[begin Extracted material]

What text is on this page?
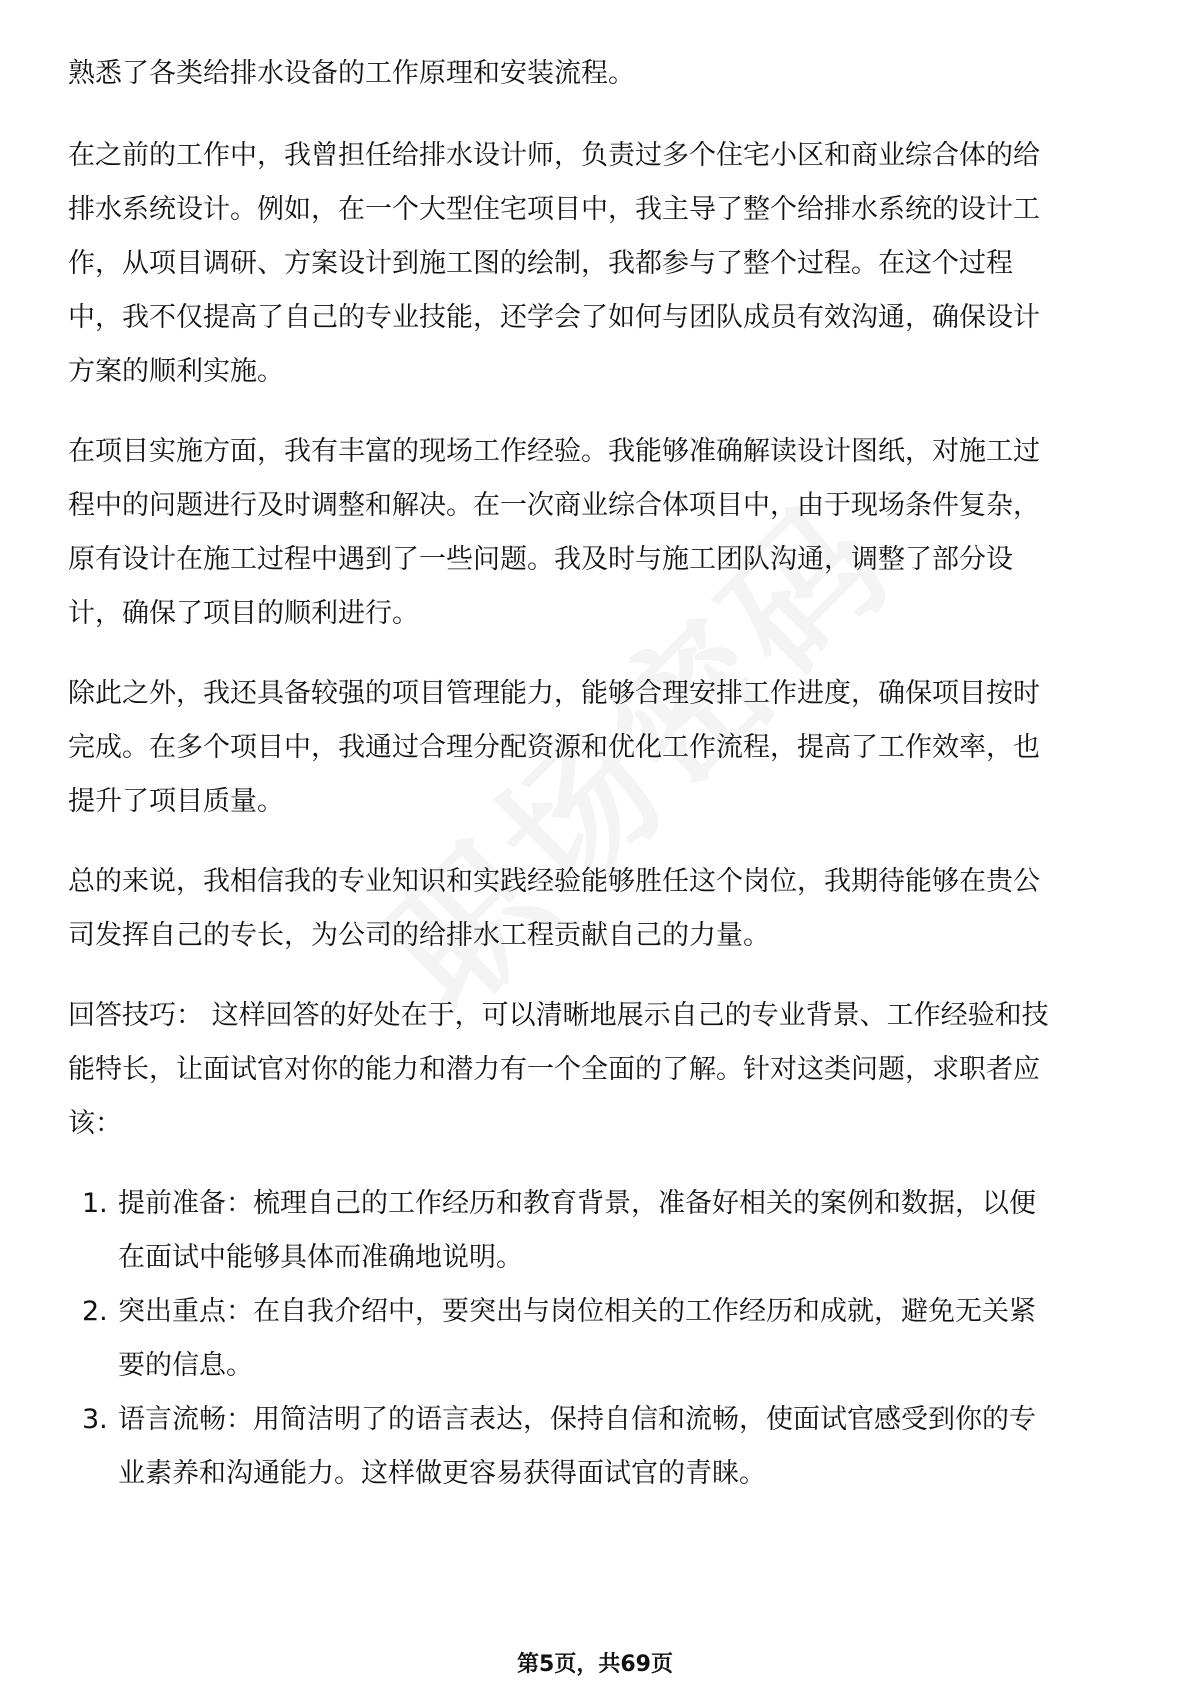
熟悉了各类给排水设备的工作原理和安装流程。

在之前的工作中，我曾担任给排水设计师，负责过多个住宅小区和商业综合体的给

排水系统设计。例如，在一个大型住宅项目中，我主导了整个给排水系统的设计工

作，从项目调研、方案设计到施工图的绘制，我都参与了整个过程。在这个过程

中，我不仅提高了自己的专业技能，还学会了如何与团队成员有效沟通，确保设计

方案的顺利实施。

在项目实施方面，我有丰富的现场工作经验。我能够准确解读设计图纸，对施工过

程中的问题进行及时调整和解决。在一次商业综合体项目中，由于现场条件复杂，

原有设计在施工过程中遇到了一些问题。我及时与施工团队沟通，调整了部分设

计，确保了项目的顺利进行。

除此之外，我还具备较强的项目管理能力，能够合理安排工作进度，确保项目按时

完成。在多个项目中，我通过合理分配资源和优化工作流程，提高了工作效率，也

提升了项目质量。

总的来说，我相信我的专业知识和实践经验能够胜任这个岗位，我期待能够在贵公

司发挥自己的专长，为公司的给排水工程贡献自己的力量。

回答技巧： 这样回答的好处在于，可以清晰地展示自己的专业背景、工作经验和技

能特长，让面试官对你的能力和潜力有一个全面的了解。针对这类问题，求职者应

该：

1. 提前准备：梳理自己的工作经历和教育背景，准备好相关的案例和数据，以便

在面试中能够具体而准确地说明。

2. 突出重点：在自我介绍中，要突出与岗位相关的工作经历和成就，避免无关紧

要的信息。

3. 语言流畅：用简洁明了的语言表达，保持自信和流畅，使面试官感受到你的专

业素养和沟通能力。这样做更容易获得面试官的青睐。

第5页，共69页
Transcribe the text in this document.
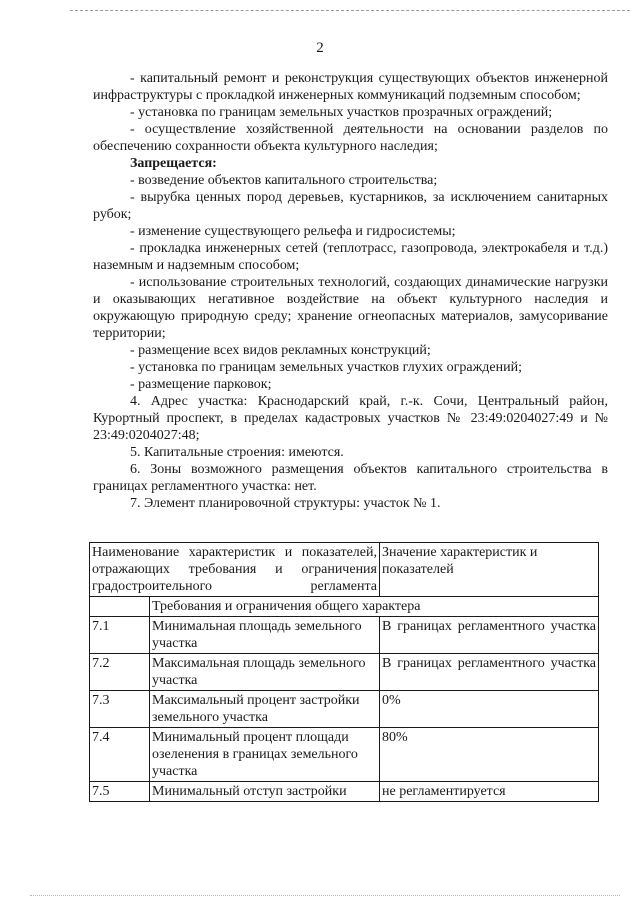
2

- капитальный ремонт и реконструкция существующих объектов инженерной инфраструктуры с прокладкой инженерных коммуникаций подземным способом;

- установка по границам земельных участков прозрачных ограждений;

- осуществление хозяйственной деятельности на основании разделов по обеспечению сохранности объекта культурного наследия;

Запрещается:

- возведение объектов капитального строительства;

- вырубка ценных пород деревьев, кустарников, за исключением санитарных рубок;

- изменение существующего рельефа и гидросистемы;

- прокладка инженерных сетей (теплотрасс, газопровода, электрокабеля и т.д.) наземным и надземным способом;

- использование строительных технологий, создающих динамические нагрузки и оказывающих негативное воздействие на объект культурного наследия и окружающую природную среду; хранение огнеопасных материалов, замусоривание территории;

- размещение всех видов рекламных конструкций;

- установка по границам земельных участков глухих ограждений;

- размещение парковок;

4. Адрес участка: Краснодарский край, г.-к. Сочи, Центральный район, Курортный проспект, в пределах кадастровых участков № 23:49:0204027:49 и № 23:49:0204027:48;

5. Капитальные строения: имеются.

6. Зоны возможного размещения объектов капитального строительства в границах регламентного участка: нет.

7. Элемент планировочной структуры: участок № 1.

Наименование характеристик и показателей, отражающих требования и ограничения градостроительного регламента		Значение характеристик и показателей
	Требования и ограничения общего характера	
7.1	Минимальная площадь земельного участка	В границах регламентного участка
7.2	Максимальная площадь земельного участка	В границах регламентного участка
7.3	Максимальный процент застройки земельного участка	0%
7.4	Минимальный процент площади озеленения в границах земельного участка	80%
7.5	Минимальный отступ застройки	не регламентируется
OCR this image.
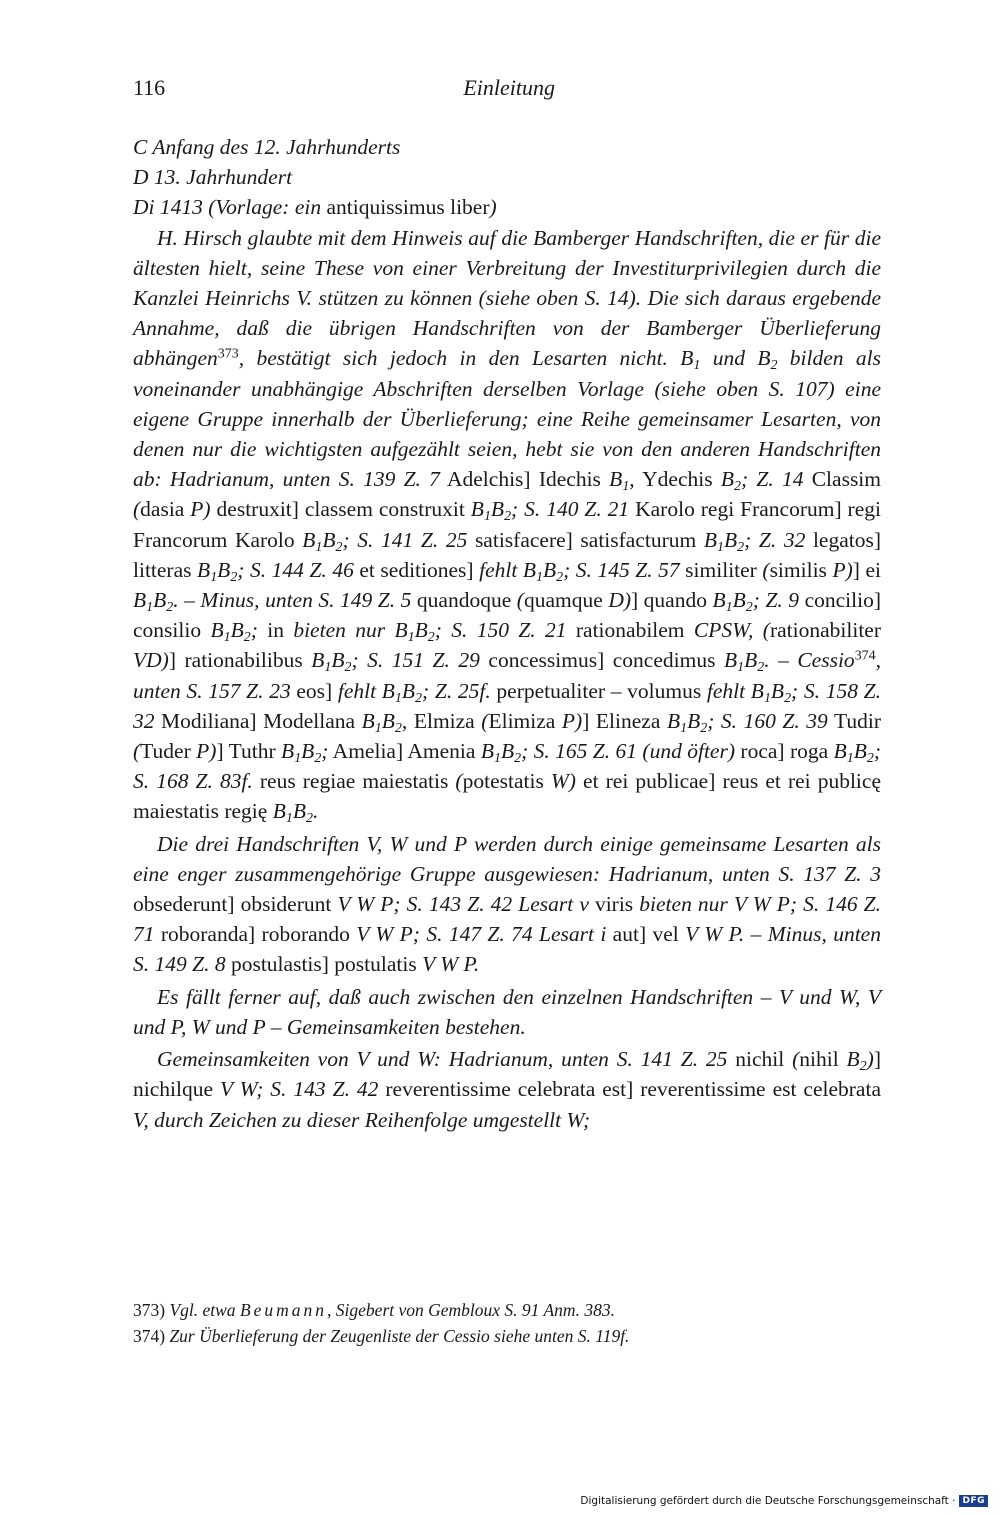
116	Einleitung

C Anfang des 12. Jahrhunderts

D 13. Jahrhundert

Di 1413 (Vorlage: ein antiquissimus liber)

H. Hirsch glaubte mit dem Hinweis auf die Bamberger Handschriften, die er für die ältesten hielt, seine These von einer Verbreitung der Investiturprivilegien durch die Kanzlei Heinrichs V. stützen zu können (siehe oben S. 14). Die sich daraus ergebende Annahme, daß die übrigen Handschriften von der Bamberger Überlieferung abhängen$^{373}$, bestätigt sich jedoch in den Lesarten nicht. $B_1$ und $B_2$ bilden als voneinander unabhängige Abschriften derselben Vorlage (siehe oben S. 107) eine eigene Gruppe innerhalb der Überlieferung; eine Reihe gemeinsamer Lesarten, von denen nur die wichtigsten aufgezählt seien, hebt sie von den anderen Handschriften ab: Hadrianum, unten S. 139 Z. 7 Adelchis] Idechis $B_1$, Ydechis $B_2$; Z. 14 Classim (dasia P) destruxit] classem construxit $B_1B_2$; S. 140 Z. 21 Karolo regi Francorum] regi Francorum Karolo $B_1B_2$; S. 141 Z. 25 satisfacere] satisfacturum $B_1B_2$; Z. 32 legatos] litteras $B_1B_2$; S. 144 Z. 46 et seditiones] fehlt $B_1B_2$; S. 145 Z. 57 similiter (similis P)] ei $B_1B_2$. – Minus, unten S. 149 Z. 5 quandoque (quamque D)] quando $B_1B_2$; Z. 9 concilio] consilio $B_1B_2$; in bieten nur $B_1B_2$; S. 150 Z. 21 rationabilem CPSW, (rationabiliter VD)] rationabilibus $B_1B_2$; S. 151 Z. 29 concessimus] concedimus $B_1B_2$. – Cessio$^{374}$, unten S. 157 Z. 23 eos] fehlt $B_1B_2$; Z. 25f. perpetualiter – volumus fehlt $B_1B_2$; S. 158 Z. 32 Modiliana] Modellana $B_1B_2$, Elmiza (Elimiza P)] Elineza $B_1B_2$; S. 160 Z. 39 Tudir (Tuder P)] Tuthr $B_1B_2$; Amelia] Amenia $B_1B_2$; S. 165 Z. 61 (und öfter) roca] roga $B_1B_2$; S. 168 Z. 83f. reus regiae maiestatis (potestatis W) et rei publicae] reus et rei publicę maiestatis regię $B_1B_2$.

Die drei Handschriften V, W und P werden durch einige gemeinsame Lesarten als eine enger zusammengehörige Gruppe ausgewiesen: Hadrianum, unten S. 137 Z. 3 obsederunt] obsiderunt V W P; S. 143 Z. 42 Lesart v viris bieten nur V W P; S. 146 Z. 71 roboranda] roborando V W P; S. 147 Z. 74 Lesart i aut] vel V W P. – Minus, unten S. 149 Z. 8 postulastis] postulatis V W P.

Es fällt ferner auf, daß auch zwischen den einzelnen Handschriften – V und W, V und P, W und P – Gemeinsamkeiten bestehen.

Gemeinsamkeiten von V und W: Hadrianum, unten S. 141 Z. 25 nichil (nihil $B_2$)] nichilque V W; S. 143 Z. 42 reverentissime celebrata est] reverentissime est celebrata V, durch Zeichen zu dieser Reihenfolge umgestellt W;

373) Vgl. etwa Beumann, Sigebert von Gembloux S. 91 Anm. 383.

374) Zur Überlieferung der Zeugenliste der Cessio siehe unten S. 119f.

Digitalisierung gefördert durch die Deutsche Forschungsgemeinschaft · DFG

[end Extracted material]

Leave out every line without the string "границах" and copy the rest.

Answer for this exercise:
6. Зоны возможного размещения объектов капитального строительства в границах регламентного участка: нет.
7.1	Минимальная площадь земельного участка	В границах регламентного участка
7.2	Максимальная площадь земельного участка	В границах регламентного участка
7.4	Минимальный процент площади озеленения в границах земельного участка	80%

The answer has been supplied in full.